--- START Given data ---

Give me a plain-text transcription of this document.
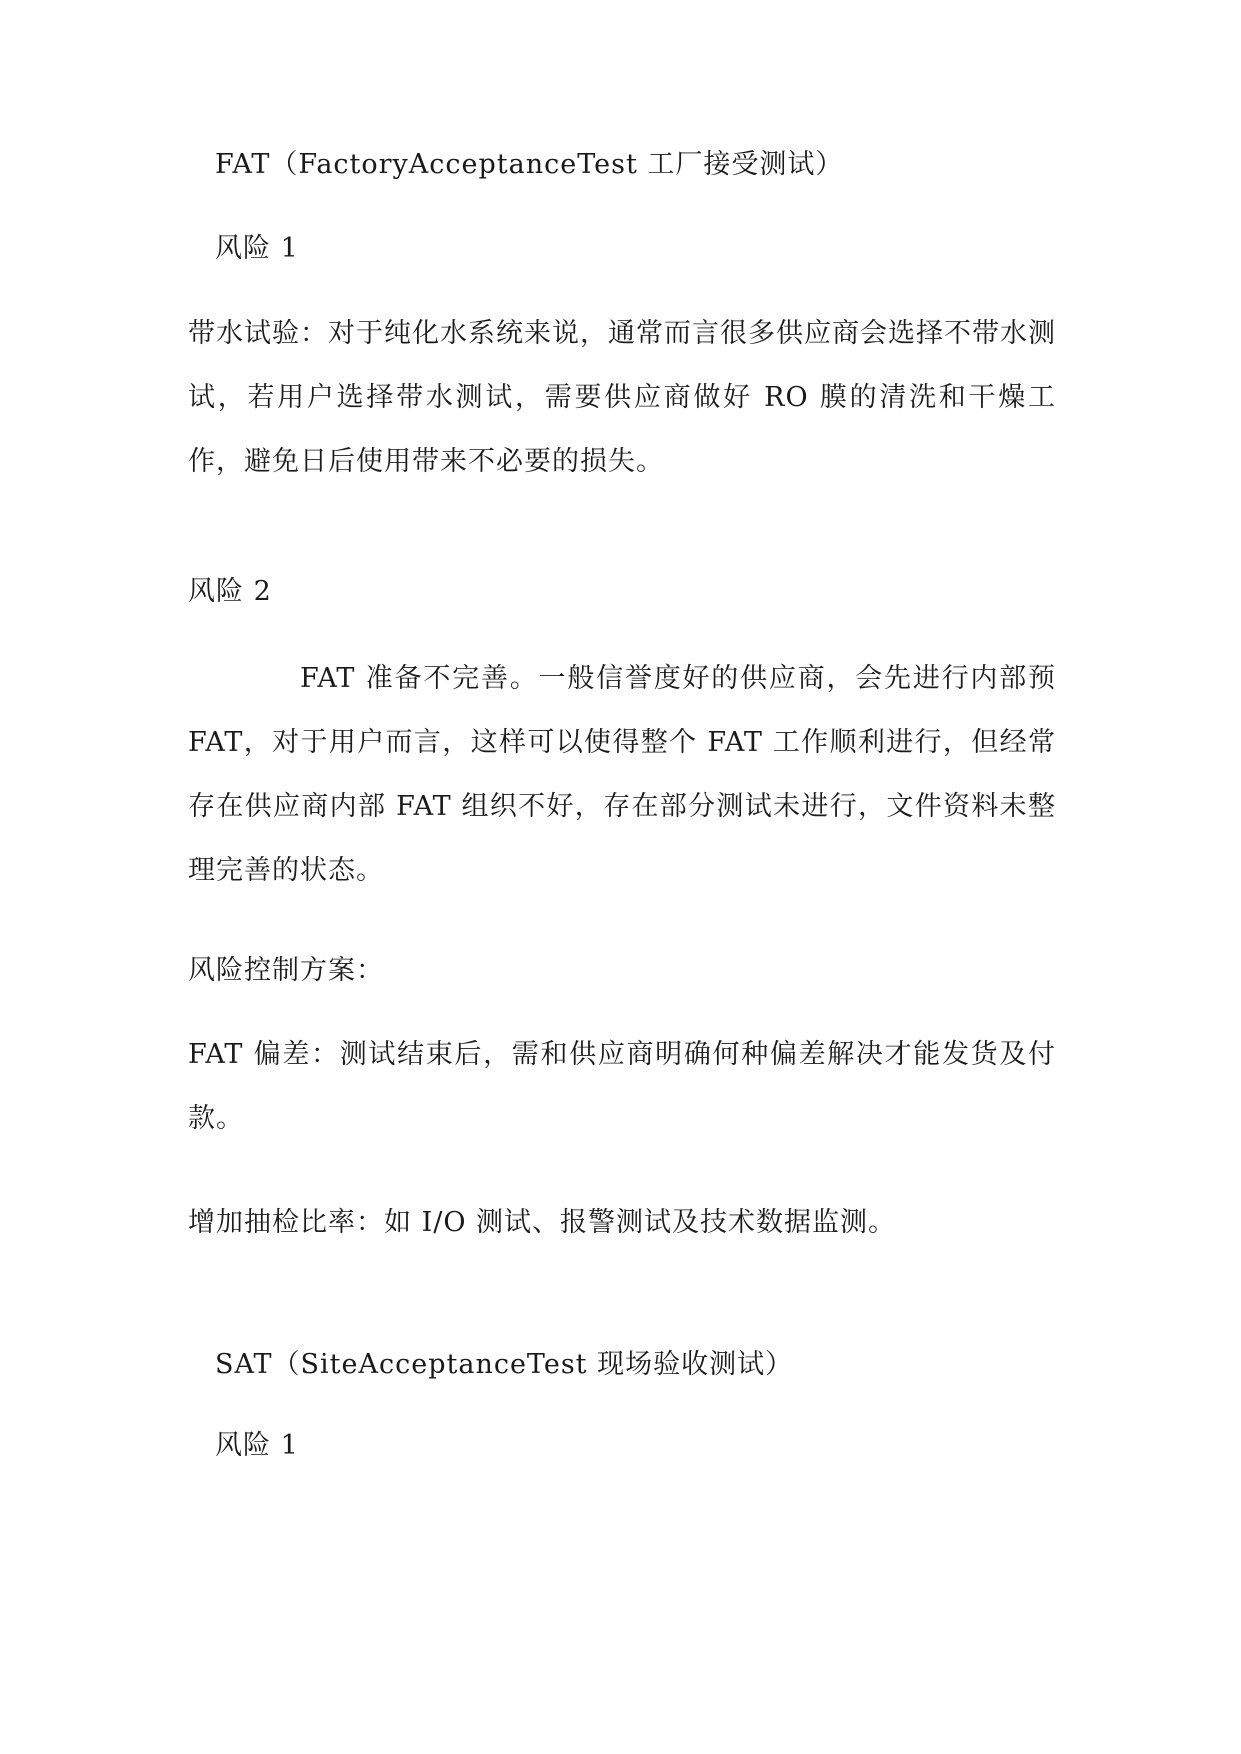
FAT（FactoryAcceptanceTest 工厂接受测试）
风险 1

带水试验：对于纯化水系统来说，通常而言很多供应商会选择不带水测试，若用户选择带水测试，需要供应商做好 RO 膜的清洗和干燥工作，避免日后使用带来不必要的损失。

风险 2

FAT 准备不完善。一般信誉度好的供应商，会先进行内部预 FAT，对于用户而言，这样可以使得整个 FAT 工作顺利进行，但经常存在供应商内部 FAT 组织不好，存在部分测试未进行，文件资料未整理完善的状态。

风险控制方案：

FAT 偏差：测试结束后，需和供应商明确何种偏差解决才能发货及付款。

增加抽检比率：如 I/O 测试、报警测试及技术数据监测。
SAT（SiteAcceptanceTest 现场验收测试）
风险 1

--- END Given data ---

→ **Requirement**: Transcribe the whole listing exactly. Pictures stay out of your copy.

→ **Solved problem**:
Give me a plain-text transcription of this document.
FAT（FactoryAcceptanceTest 工厂接受测试）
风险 1

带水试验：对于纯化水系统来说，通常而言很多供应商会选择不带水测试，若用户选择带水测试，需要供应商做好 RO 膜的清洗和干燥工作，避免日后使用带来不必要的损失。

风险 2

FAT 准备不完善。一般信誉度好的供应商，会先进行内部预 FAT，对于用户而言，这样可以使得整个 FAT 工作顺利进行，但经常存在供应商内部 FAT 组织不好，存在部分测试未进行，文件资料未整理完善的状态。

风险控制方案：

FAT 偏差：测试结束后，需和供应商明确何种偏差解决才能发货及付款。

增加抽检比率：如 I/O 测试、报警测试及技术数据监测。
SAT（SiteAcceptanceTest 现场验收测试）
风险 1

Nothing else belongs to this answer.